Set problem A: In the music reviews, which genre does the Songbook album by Lazy Eyes belong to?
··· Given text ···
Neil: The recent passing of Ryuichi Sakamoto brought into sharp focus what an amazing and versatile artist he was. He was at home in so many musical spheres, and totally unafraid to explore throughout his musical career. This album of remodelled tracks, released before his passing, is a fitting tribute that touches on many strands of his music, a complex and multi-layered album with a range of musical giants reimagining some of his works. Some of these compilations, whilst well meaning, are a bit patchy, but not this one. Each track is a valuable piece in its own right. I was particularly happy to hear a remodelled track from his Revenant soundtrack. A great entry point to the rich and varied musical world of one of our greatest musicians.

Songbook / Lazy Eyes
Mark: This Australian band have been around for 7 or so years, but ‘Songbook’ is their debut full length album, following a couple of EPs from 2020. This is classic psych-rock, not that much removed from it’s 60s influences, as well as the looming musical presence of previous Australian acts who have reworked this style for a modern audiences (Tame Impala etc). It all seems a bit overly familiar at first, as they hit all the major touch-points of the genre, with freaky guitars, noodling baselines, woozy affected vocals and vintage synth swirls. However the second half of the album features more proggy elements, ambient touches and straight up ballads, suggesting they have many more musical directions to explore after this.
··· Supplied data ···
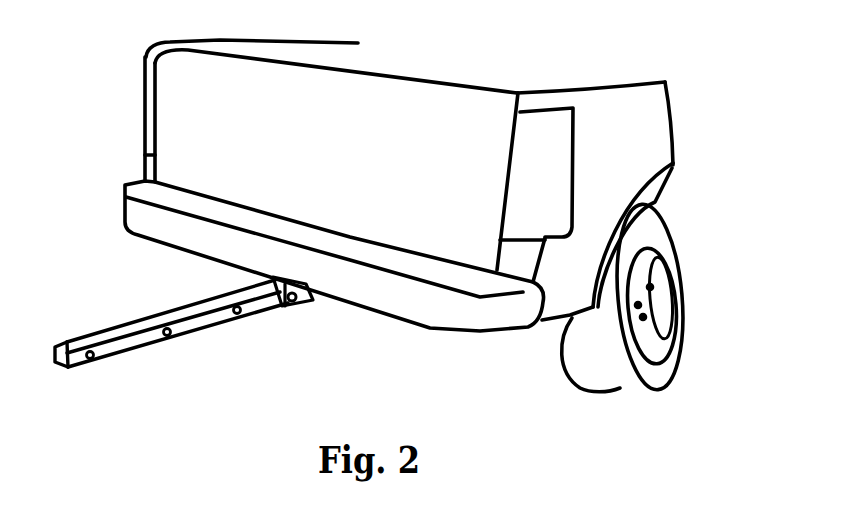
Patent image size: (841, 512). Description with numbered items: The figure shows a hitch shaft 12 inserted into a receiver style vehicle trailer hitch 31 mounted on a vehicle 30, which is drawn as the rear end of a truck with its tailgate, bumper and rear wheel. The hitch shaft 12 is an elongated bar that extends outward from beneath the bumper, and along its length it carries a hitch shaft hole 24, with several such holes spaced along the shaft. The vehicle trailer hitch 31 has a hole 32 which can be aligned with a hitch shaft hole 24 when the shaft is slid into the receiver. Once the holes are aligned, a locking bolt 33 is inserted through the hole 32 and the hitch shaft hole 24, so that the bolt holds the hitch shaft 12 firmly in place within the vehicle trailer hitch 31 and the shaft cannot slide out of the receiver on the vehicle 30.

The hitch shaft 12 is at (112, 329).
The hitch shaft hole 24 is at (90, 359).
The vehicle 30 is at (680, 67).
The vehicle trailer hitch 31 is at (285, 306).
The hole 32 is at (297, 305).
The locking bolt 33 is at (305, 298).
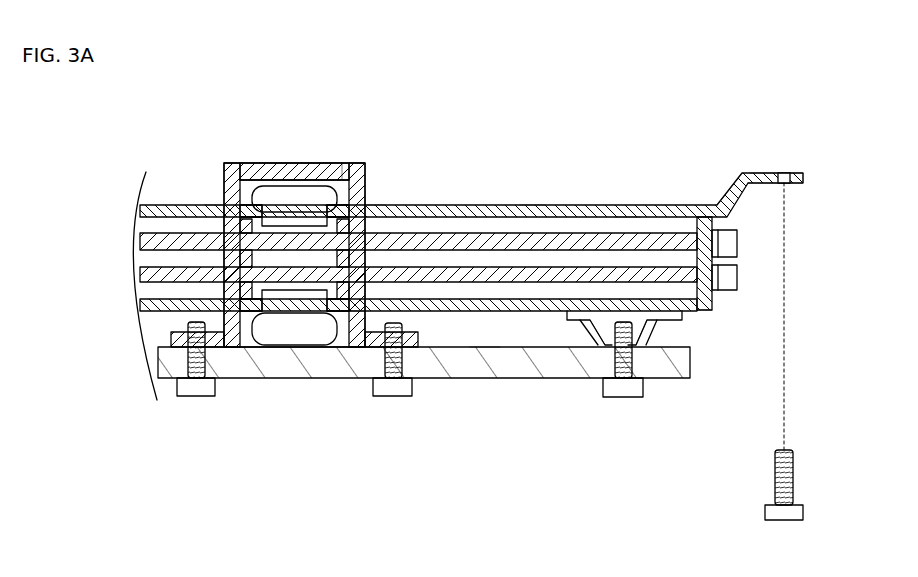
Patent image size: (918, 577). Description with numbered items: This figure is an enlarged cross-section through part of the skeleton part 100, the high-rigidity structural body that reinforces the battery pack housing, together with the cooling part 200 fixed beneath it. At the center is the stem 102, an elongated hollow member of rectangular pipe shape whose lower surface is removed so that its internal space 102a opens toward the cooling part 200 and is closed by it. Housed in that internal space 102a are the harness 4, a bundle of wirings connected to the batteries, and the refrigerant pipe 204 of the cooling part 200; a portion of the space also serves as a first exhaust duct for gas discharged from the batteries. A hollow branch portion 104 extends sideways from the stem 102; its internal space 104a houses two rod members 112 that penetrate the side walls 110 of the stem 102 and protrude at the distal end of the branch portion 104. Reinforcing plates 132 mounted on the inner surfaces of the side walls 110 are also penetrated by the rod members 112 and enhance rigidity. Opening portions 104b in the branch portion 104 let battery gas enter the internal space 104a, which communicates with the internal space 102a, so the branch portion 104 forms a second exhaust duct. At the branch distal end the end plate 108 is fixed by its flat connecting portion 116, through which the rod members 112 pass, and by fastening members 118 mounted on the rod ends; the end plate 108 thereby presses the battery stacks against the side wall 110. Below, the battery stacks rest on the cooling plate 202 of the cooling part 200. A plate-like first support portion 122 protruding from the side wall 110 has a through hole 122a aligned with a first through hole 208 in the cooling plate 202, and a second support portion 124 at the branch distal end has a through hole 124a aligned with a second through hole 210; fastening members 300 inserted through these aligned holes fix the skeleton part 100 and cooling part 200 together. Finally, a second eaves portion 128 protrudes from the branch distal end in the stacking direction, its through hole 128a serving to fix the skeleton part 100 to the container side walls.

The harness 4 is at (342, 163).
The skeleton part 100 is at (748, 175).
The stem 102 is at (297, 163).
The internal space 102a is at (245, 230).
The branch portion 104 is at (553, 205).
The internal space 104a is at (628, 216).
The opening portion 104b is at (530, 205).
The end plate 108 is at (712, 310).
The side wall 110 is at (222, 203).
The rod member 112 is at (574, 230).
The connecting portion 116 is at (713, 220).
The fastening member 118 is at (718, 292).
The first support portion 122 is at (440, 312).
The through hole 122a is at (362, 322).
The second support portion 124 is at (567, 316).
The through hole 124a is at (668, 345).
The second eaves portion 128 is at (805, 178).
The through hole 128a is at (786, 173).
The reinforcing plate 132 is at (277, 235).
The cooling part 200 is at (692, 379).
The cooling plate 202 is at (487, 367).
The refrigerant pipe 204 is at (248, 340).
The first through hole 208 is at (390, 395).
The second through hole 210 is at (612, 380).
The fastening member 300 is at (398, 382).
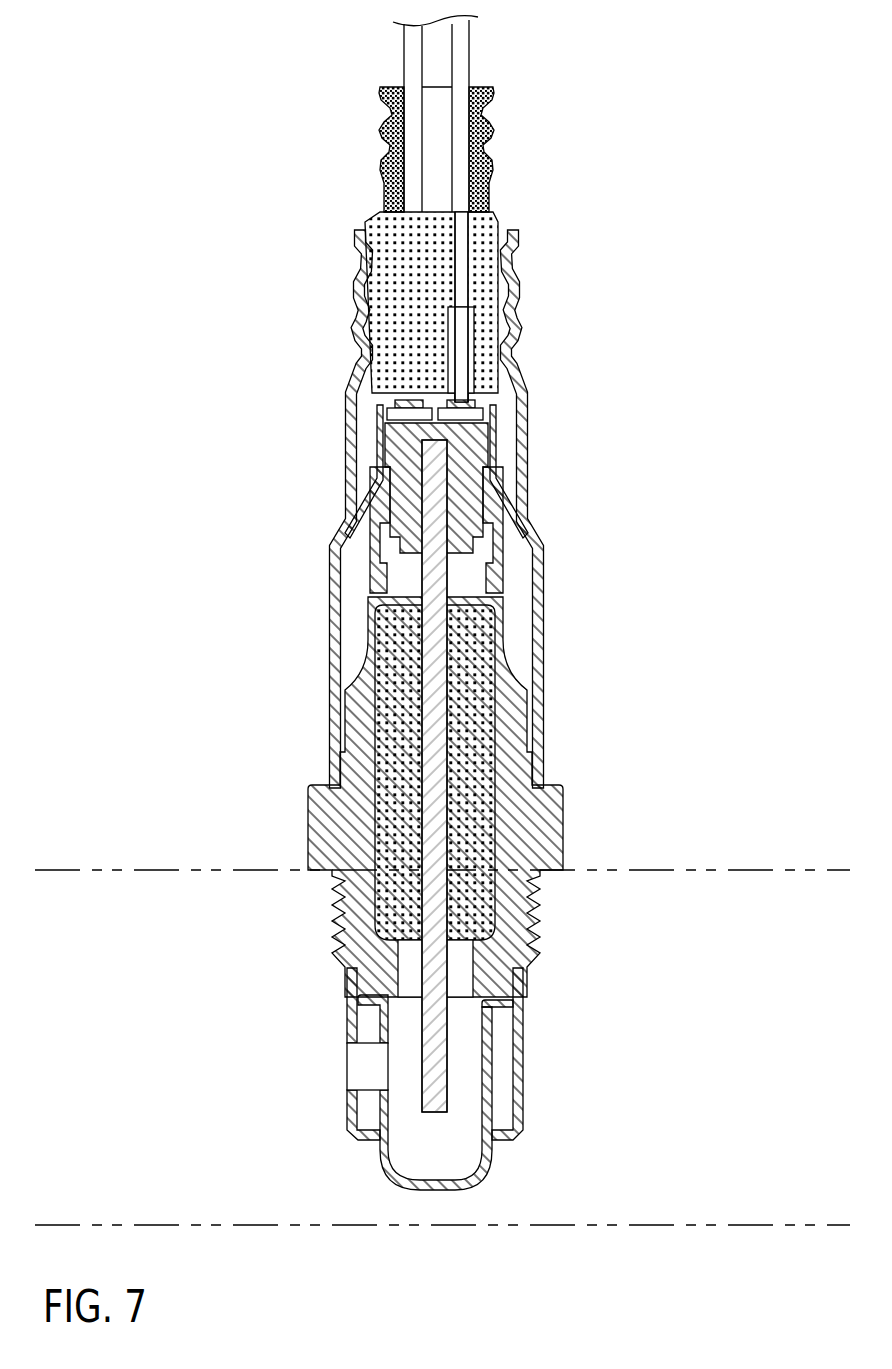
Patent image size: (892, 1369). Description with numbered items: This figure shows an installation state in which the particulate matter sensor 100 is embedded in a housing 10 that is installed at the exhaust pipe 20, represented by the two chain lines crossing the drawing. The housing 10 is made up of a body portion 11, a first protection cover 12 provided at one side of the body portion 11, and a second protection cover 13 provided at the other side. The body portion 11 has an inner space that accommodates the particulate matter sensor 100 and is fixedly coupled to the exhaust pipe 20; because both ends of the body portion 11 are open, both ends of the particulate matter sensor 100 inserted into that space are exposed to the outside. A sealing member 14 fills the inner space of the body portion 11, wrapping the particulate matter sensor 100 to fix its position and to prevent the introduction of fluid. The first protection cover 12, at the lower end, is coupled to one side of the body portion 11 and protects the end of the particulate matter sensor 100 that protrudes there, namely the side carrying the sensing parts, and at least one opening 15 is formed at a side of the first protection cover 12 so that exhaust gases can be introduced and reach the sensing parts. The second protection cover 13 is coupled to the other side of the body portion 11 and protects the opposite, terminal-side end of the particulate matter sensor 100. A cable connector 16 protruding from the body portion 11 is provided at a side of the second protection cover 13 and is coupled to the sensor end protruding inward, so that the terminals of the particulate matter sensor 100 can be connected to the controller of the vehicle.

The housing 10 is at (441, 610).
The body portion 11 is at (553, 830).
The first protection cover 12 is at (482, 1172).
The second protection cover 13 is at (330, 552).
The sealing member 14 is at (398, 709).
The opening 15 is at (355, 1065).
The cable connector 16 is at (378, 450).
The exhaust pipe 20 is at (708, 1208).
The particulate matter sensor 100 is at (440, 657).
···
Set problem B: Print the records from their first line up to and including the line with "The hitch shaft hole 24 is at (90, 359).". Leave out the pictures.

Worked answer A: Classic psych-rock.

Worked answer B:
Patent image size: (841, 512). Description with numbered items: The figure shows a hitch shaft 12 inserted into a receiver style vehicle trailer hitch 31 mounted on a vehicle 30, which is drawn as the rear end of a truck with its tailgate, bumper and rear wheel. The hitch shaft 12 is an elongated bar that extends outward from beneath the bumper, and along its length it carries a hitch shaft hole 24, with several such holes spaced along the shaft. The vehicle trailer hitch 31 has a hole 32 which can be aligned with a hitch shaft hole 24 when the shaft is slid into the receiver. Once the holes are aligned, a locking bolt 33 is inserted through the hole 32 and the hitch shaft hole 24, so that the bolt holds the hitch shaft 12 firmly in place within the vehicle trailer hitch 31 and the shaft cannot slide out of the receiver on the vehicle 30.

The hitch shaft 12 is at (112, 329).
The hitch shaft hole 24 is at (90, 359).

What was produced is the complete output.